What you should do: Keep only the lines where "panel" appears.

══ Items ══

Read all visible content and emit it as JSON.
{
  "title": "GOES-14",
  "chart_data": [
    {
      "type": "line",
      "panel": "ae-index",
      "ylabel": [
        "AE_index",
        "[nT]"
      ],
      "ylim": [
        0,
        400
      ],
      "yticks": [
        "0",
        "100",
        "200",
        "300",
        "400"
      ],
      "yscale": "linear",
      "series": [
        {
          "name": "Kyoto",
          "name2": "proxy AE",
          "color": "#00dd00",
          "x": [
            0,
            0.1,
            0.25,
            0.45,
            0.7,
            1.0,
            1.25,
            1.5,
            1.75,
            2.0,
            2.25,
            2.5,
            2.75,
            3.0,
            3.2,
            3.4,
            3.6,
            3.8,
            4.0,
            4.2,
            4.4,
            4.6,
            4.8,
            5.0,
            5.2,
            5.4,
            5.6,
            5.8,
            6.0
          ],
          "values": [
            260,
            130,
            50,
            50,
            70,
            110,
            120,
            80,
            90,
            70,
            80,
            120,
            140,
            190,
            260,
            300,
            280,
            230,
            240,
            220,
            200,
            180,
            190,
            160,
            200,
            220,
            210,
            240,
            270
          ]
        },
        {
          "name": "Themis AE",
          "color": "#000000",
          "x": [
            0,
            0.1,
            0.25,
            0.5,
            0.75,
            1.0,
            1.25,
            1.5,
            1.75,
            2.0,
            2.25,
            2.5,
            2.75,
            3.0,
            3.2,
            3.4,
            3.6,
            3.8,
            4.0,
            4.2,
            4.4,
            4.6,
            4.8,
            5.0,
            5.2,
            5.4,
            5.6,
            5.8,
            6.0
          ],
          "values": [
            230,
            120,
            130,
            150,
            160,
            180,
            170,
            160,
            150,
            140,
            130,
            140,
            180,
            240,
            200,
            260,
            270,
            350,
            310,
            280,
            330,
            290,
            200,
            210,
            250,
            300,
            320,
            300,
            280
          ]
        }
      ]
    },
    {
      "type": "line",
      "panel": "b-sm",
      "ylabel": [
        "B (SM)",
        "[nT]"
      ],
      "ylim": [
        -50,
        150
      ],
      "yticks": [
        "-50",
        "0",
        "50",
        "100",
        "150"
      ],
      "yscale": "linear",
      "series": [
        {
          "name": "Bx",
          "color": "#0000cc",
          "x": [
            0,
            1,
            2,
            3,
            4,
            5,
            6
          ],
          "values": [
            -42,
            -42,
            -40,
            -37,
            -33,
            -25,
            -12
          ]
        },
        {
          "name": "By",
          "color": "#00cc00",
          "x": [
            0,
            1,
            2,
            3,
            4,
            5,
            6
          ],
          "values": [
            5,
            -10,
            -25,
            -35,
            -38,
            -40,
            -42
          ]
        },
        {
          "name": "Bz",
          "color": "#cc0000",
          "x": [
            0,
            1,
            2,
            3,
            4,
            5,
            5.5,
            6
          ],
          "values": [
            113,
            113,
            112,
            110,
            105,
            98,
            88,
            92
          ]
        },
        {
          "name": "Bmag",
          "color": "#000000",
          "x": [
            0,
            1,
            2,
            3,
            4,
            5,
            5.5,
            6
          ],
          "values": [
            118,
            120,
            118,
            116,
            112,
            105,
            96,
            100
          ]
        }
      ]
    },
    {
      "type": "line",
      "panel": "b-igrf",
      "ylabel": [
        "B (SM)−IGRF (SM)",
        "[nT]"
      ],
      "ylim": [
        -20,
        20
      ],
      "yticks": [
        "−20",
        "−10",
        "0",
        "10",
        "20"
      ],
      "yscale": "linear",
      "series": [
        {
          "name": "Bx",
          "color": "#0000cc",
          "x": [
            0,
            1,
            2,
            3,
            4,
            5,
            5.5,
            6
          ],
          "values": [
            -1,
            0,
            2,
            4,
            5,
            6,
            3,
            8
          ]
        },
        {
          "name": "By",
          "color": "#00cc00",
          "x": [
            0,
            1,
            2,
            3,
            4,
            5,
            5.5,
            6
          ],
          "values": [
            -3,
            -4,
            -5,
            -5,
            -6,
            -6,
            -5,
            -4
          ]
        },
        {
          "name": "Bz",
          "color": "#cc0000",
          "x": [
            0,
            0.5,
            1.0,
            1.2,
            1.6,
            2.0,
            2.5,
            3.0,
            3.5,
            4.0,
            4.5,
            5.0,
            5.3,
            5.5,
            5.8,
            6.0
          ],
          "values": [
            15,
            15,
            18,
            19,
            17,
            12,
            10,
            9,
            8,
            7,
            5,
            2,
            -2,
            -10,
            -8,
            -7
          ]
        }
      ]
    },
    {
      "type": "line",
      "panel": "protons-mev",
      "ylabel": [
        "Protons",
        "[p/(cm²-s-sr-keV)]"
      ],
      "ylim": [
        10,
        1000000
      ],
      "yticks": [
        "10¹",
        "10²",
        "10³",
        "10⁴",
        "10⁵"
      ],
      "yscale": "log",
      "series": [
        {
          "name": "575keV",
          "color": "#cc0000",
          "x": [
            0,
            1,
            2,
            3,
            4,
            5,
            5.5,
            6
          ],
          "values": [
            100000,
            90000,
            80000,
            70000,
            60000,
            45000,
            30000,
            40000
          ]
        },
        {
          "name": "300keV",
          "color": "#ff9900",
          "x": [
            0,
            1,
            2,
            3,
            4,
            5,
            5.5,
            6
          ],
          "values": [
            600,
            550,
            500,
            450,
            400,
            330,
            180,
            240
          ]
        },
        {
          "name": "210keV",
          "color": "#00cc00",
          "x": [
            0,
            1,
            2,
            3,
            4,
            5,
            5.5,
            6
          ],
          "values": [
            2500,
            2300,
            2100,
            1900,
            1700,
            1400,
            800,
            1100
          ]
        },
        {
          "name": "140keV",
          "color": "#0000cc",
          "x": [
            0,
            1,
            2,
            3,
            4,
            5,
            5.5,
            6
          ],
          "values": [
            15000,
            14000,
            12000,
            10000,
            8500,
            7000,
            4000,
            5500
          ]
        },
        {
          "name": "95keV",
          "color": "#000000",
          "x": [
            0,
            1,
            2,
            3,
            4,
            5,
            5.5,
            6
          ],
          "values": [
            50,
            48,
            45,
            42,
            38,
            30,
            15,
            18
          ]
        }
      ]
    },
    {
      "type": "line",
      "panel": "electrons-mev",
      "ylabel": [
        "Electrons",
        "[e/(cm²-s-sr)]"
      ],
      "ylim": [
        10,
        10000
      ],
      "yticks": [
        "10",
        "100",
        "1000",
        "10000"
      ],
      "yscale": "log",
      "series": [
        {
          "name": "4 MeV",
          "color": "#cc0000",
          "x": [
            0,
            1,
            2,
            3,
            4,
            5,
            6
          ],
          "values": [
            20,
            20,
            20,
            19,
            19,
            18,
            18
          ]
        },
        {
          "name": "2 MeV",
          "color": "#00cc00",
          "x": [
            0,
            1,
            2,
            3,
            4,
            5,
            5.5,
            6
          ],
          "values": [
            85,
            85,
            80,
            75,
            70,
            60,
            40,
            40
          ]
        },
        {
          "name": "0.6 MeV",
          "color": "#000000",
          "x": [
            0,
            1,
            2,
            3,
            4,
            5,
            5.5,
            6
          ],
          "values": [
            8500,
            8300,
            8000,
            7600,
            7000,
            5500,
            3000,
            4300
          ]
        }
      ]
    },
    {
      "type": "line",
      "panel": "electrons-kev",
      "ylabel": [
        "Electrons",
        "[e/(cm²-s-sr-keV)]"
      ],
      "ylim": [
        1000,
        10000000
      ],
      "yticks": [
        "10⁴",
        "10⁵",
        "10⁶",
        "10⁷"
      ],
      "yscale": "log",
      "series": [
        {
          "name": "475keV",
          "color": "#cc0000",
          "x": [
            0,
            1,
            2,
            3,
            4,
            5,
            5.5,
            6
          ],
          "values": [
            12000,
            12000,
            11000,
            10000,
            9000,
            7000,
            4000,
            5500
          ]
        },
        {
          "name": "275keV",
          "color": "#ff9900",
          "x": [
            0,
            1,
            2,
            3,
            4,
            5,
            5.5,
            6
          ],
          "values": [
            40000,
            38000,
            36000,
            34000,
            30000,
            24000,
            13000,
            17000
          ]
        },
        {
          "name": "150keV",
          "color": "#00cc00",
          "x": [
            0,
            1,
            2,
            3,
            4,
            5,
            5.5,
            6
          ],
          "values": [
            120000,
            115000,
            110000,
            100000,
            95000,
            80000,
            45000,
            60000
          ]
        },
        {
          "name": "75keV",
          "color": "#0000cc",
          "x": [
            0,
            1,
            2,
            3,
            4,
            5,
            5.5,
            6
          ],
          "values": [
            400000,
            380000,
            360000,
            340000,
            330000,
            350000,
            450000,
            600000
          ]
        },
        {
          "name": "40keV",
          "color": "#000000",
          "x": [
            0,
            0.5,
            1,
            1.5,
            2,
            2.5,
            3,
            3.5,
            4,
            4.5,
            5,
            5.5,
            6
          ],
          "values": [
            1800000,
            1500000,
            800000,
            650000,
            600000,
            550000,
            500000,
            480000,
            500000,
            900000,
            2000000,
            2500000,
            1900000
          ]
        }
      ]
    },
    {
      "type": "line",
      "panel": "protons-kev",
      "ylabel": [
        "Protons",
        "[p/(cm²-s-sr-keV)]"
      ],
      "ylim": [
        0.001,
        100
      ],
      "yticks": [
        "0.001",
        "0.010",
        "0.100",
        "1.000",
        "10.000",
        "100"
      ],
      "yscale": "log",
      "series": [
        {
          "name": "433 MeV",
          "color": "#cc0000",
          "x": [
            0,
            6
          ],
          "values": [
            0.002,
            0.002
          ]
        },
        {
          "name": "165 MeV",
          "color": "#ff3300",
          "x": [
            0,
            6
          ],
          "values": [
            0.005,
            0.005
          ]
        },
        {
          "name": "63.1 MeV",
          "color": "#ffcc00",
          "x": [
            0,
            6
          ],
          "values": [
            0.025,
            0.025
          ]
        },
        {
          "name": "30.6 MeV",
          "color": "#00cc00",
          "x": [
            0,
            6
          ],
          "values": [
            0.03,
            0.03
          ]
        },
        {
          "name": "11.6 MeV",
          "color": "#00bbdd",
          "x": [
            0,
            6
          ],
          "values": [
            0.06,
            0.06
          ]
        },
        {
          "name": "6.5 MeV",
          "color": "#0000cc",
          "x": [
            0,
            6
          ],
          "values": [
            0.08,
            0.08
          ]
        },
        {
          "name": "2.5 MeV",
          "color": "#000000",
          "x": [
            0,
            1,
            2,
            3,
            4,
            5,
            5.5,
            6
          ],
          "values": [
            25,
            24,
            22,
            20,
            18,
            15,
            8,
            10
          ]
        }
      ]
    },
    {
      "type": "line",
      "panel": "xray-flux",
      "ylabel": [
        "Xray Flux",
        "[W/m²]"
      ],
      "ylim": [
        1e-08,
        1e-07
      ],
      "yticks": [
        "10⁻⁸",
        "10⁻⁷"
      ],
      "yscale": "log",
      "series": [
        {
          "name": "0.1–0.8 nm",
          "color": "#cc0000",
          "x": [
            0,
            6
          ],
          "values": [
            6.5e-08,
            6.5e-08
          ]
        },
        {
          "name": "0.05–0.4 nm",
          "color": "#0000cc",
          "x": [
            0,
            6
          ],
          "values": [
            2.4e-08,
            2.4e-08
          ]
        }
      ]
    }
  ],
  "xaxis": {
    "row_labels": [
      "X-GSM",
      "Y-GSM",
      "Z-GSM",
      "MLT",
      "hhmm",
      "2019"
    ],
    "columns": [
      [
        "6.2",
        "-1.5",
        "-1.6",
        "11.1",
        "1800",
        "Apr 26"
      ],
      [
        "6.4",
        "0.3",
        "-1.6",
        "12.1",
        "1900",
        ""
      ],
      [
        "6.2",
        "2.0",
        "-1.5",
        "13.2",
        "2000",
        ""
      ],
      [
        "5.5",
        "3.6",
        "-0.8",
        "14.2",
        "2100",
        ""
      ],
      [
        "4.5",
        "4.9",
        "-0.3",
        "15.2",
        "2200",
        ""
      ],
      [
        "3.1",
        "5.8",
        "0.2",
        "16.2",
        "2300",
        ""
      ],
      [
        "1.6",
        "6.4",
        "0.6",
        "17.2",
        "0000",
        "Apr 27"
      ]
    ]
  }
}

═══

Solution to the problem:
      "panel": "ae-index",
      "panel": "b-sm",
      "panel": "b-igrf",
      "panel": "protons-mev",
      "panel": "electrons-mev",
      "panel": "electrons-kev",
      "panel": "protons-kev",
      "panel": "xray-flux",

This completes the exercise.